- Data shown

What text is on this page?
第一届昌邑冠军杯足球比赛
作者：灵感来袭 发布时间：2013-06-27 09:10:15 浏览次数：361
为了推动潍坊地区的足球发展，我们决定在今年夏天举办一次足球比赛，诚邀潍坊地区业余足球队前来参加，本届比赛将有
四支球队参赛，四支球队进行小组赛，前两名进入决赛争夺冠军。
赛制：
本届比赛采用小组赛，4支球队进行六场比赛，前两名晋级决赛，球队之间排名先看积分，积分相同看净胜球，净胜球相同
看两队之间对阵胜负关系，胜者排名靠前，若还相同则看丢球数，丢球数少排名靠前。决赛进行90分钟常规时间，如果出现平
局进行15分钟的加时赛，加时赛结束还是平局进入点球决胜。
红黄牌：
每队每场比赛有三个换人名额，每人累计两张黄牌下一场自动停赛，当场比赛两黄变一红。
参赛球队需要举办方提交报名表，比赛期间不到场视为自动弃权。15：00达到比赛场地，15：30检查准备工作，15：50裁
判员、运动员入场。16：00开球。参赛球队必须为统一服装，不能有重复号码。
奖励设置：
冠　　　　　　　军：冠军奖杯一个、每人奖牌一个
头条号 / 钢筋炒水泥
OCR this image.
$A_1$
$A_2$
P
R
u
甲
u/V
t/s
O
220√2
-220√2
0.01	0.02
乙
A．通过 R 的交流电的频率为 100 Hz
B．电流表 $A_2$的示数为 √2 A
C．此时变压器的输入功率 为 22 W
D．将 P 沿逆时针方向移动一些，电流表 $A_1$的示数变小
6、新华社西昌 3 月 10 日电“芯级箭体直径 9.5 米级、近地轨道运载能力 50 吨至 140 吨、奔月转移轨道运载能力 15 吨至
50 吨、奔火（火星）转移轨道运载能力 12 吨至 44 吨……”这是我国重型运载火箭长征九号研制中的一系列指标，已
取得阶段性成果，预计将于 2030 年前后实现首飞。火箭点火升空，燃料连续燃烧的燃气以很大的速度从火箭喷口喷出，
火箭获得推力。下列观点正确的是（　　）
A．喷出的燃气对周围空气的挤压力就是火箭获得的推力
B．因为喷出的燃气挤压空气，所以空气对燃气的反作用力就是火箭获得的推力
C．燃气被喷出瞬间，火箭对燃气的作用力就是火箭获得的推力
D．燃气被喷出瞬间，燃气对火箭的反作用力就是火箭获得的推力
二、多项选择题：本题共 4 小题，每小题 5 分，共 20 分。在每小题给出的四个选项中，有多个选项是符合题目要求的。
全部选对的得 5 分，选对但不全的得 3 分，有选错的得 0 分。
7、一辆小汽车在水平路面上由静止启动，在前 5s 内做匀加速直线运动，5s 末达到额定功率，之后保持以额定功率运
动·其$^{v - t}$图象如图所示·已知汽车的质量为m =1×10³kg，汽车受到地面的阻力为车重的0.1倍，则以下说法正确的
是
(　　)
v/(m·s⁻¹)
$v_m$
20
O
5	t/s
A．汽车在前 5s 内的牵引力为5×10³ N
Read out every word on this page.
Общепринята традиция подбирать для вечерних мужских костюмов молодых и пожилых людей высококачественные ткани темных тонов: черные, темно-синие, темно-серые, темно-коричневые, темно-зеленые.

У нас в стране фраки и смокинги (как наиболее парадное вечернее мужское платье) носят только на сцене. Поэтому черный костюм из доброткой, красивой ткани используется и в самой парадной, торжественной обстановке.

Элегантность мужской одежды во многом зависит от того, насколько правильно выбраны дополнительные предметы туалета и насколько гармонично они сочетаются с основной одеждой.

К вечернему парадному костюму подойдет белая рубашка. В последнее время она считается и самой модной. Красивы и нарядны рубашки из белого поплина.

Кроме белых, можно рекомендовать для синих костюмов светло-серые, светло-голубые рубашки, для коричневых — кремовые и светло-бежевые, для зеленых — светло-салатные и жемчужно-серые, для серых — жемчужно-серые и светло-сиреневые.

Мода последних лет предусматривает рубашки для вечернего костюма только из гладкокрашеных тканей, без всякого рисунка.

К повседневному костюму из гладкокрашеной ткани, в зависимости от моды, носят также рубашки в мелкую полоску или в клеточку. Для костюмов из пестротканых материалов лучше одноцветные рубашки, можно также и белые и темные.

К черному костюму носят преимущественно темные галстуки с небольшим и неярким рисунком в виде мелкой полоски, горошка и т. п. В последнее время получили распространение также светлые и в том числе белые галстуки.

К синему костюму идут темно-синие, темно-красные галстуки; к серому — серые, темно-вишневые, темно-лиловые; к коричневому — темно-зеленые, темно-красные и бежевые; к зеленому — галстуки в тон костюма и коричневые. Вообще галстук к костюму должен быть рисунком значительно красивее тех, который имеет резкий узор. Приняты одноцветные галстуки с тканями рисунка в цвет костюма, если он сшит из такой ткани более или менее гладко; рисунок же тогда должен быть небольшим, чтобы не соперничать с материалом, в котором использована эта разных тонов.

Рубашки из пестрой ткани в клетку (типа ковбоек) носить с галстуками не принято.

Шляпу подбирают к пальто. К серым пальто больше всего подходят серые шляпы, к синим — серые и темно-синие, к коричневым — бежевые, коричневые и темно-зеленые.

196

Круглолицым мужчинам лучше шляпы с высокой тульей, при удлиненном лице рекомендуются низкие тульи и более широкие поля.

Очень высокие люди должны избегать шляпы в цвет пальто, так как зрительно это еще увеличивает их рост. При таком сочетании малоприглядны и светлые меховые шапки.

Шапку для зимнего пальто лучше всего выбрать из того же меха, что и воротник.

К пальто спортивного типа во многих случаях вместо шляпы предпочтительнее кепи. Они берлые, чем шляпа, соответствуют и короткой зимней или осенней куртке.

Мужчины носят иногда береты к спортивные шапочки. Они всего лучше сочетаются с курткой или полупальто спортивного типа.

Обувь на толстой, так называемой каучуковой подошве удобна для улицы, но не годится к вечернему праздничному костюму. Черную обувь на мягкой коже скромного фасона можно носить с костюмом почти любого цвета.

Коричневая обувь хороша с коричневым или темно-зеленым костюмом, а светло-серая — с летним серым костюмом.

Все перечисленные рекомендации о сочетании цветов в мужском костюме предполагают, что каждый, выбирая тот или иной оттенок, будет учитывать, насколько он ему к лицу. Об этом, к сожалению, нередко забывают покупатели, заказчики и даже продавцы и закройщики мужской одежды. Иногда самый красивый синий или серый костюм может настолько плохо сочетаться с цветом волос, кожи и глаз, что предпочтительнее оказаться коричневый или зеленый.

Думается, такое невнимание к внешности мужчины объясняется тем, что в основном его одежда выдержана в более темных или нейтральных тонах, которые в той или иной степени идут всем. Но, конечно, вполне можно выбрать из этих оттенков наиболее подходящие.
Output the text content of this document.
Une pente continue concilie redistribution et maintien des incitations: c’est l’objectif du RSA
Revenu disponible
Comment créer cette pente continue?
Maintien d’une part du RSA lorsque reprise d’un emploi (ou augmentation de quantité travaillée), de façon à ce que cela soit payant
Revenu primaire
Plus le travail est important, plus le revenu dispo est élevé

- Exercise aim
Write only the number of lines in the records that include the word "светло".

- Output for this task
2